### EXERCISE REQUIREMENTS
Could you give the stretch from "Do you know" through "seek to be." in the passage on technology and patience again, replacing "frustration" with "anger" wherever it occurs?

═════ PASSAGE SHOWN ═════


    Although technology can make thinks very easy, it can also sometimes lead to a culture of acute indolence. It seems as if these days we complain about a technology problem long before devising a plan or seeking the resources necessary to fix it. There are so many videos on Instagram and YouTube of people slamming controllers and remotes into TVs that they perceive as “broken”. By broken in quotes, I am referring to the definition many have developed: If it can’t be fixed in five seconds, an object is irreversibly broken.

    Do you know how to disassemble and reassemble a car engine? My grandfather likely would, but I unfortunately do not. Maybe I should commit the time to learn how. I feel like promoting a culture of patient, detailed learning instead of the “10 quickest ways to…” and “life hacks” forms of teaching we see online these days with technology might be quite valuable. Instead of frustration with technology, a more patient mindset almost always seems to be a better path.

    In the moment I mentioned above where my computer hard drive died, I felt such frustration. In such situations, it is easy to be the person in the Instagram video who just throws the computer at a wall. This is not what I did though, I was patient. I hope others will be more patient, inquisitive and knowledgeable about technology in the future, as I seek to be.

  3. I understand this comic as a representation of todays society. The omnipresence of technologies and the lack of imagination of people. This situation where the character tells his boss that it would be better for him to get in a box to prevent the company and the co-workers from his bad waves since he is having “a bad tech day”. First it makes me think that he is totally dependent of the tools he uses everyday because he does not think about how he could be effective without them, he could try to ind other ways to be useful. Which is representative of todays society, I think there is a big gap between our generation and the generation of our grand parents, they were totally different than us because they didn’t have all the devices that we use today, and the generation our parents are kind of in between because they learnt how to do without and it appeared on the way so they had to adjust. Our generation is really into phones, laptops and other technologic machines.

═════ RECORD EXTRACTS ═════

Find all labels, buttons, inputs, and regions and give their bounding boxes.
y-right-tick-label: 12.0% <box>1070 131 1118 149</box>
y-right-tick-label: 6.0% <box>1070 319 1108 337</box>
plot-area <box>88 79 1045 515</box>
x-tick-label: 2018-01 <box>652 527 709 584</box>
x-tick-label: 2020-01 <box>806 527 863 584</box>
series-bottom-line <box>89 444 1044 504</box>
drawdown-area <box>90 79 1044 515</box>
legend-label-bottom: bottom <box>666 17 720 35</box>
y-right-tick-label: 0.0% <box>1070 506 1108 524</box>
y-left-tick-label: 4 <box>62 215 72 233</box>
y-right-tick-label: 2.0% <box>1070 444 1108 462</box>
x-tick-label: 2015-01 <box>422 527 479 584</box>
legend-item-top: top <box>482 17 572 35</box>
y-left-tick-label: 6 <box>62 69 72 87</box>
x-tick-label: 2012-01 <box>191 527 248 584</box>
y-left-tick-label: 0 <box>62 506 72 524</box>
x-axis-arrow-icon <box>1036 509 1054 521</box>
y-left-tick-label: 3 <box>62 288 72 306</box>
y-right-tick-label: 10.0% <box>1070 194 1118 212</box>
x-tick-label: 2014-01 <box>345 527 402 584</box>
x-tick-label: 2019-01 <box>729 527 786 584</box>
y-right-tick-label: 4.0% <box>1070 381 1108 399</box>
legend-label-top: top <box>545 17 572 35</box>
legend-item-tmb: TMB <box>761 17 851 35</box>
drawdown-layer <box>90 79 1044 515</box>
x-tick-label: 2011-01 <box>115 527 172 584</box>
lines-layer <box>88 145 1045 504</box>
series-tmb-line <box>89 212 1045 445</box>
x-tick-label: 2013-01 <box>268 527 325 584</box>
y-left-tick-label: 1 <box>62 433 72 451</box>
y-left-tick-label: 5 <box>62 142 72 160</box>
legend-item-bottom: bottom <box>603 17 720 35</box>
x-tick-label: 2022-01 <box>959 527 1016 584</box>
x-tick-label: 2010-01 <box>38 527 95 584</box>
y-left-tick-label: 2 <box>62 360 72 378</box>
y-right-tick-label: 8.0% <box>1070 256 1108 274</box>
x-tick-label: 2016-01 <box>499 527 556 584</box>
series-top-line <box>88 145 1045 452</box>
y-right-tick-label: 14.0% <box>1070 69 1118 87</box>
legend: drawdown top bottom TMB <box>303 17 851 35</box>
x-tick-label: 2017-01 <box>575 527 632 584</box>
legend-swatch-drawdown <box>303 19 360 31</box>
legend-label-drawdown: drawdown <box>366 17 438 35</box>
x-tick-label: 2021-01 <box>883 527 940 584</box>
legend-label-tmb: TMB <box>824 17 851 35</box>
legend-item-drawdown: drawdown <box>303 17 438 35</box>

═════

### OUTPUT BELOW
Do you know how to disassemble and reassemble a car engine? My grandfather likely would, but I unfortunately do not. Maybe I should commit the time to learn how. I feel like promoting a culture of patient, detailed learning instead of the “10 quickest ways to…” and “life hacks” forms of teaching we see online these days with technology might be quite valuable. Instead of anger with technology, a more patient mindset almost always seems to be a better path.

    In the moment I mentioned above where my computer hard drive died, I felt such anger. In such situations, it is easy to be the person in the Instagram video who just throws the computer at a wall. This is not what I did though, I was patient. I hope others will be more patient, inquisitive and knowledgeable about technology in the future, as I seek to be.